All entries should be output exactly as they stand.
#### Rows
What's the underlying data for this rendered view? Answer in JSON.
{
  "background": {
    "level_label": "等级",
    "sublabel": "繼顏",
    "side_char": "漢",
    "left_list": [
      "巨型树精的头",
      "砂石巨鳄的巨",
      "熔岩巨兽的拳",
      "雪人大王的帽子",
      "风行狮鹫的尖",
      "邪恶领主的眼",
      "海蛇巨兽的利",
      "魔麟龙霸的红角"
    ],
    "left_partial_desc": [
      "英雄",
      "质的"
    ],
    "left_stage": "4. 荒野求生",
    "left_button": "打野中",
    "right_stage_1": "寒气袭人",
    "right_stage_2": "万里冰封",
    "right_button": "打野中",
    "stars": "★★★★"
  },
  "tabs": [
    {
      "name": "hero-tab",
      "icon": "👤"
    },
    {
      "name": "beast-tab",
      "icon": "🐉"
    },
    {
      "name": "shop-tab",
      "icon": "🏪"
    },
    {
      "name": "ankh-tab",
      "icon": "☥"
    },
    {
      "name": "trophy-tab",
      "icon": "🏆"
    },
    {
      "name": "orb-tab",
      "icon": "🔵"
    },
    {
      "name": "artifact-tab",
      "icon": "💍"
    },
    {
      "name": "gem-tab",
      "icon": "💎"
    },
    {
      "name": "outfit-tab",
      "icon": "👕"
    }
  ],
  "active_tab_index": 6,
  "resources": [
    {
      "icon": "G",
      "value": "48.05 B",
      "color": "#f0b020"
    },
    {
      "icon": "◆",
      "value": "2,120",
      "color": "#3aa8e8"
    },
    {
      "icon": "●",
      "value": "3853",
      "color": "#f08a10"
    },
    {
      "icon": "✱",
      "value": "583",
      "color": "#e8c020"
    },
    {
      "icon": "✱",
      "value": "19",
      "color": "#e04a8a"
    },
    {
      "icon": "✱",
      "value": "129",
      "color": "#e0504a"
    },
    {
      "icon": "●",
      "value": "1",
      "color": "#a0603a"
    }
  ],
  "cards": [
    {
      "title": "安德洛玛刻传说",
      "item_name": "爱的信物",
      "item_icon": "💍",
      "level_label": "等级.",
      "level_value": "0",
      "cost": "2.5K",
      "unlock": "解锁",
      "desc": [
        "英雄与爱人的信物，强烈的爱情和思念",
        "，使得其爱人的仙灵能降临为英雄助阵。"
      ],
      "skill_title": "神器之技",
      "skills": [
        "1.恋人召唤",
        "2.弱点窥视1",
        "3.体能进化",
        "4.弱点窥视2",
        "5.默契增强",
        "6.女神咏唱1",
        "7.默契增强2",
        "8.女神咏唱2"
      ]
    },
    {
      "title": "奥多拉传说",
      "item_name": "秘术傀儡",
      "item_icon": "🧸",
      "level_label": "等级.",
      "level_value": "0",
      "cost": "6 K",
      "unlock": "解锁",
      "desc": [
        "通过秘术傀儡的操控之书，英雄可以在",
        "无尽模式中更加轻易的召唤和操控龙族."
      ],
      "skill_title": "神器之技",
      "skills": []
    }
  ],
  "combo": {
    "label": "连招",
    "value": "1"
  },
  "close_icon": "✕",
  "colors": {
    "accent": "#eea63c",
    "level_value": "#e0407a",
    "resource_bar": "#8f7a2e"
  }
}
########
** Task response **
What's the underlying data for this rendered view? Answer in JSON.
{
  "background": {
    "level_label": "等级",
    "sublabel": "繼顏",
    "side_char": "漢",
    "left_list": [
      "巨型树精的头",
      "砂石巨鳄的巨",
      "熔岩巨兽的拳",
      "雪人大王的帽子",
      "风行狮鹫的尖",
      "邪恶领主的眼",
      "海蛇巨兽的利",
      "魔麟龙霸的红角"
    ],
    "left_partial_desc": [
      "英雄",
      "质的"
    ],
    "left_stage": "4. 荒野求生",
    "left_button": "打野中",
    "right_stage_1": "寒气袭人",
    "right_stage_2": "万里冰封",
    "right_button": "打野中",
    "stars": "★★★★"
  },
  "tabs": [
    {
      "name": "hero-tab",
      "icon": "👤"
    },
    {
      "name": "beast-tab",
      "icon": "🐉"
    },
    {
      "name": "shop-tab",
      "icon": "🏪"
    },
    {
      "name": "ankh-tab",
      "icon": "☥"
    },
    {
      "name": "trophy-tab",
      "icon": "🏆"
    },
    {
      "name": "orb-tab",
      "icon": "🔵"
    },
    {
      "name": "artifact-tab",
      "icon": "💍"
    },
    {
      "name": "gem-tab",
      "icon": "💎"
    },
    {
      "name": "outfit-tab",
      "icon": "👕"
    }
  ],
  "active_tab_index": 6,
  "resources": [
    {
      "icon": "G",
      "value": "48.05 B",
      "color": "#f0b020"
    },
    {
      "icon": "◆",
      "value": "2,120",
      "color": "#3aa8e8"
    },
    {
      "icon": "●",
      "value": "3853",
      "color": "#f08a10"
    },
    {
      "icon": "✱",
      "value": "583",
      "color": "#e8c020"
    },
    {
      "icon": "✱",
      "value": "19",
      "color": "#e04a8a"
    },
    {
      "icon": "✱",
      "value": "129",
      "color": "#e0504a"
    },
    {
      "icon": "●",
      "value": "1",
      "color": "#a0603a"
    }
  ],
  "cards": [
    {
      "title": "安德洛玛刻传说",
      "item_name": "爱的信物",
      "item_icon": "💍",
      "level_label": "等级.",
      "level_value": "0",
      "cost": "2.5K",
      "unlock": "解锁",
      "desc": [
        "英雄与爱人的信物，强烈的爱情和思念",
        "，使得其爱人的仙灵能降临为英雄助阵。"
      ],
      "skill_title": "神器之技",
      "skills": [
        "1.恋人召唤",
        "2.弱点窥视1",
        "3.体能进化",
        "4.弱点窥视2",
        "5.默契增强",
        "6.女神咏唱1",
        "7.默契增强2",
        "8.女神咏唱2"
      ]
    },
    {
      "title": "奥多拉传说",
      "item_name": "秘术傀儡",
      "item_icon": "🧸",
      "level_label": "等级.",
      "level_value": "0",
      "cost": "6 K",
      "unlock": "解锁",
      "desc": [
        "通过秘术傀儡的操控之书，英雄可以在",
        "无尽模式中更加轻易的召唤和操控龙族."
      ],
      "skill_title": "神器之技",
      "skills": []
    }
  ],
  "combo": {
    "label": "连招",
    "value": "1"
  },
  "close_icon": "✕",
  "colors": {
    "accent": "#eea63c",
    "level_value": "#e0407a",
    "resource_bar": "#8f7a2e"
  }
}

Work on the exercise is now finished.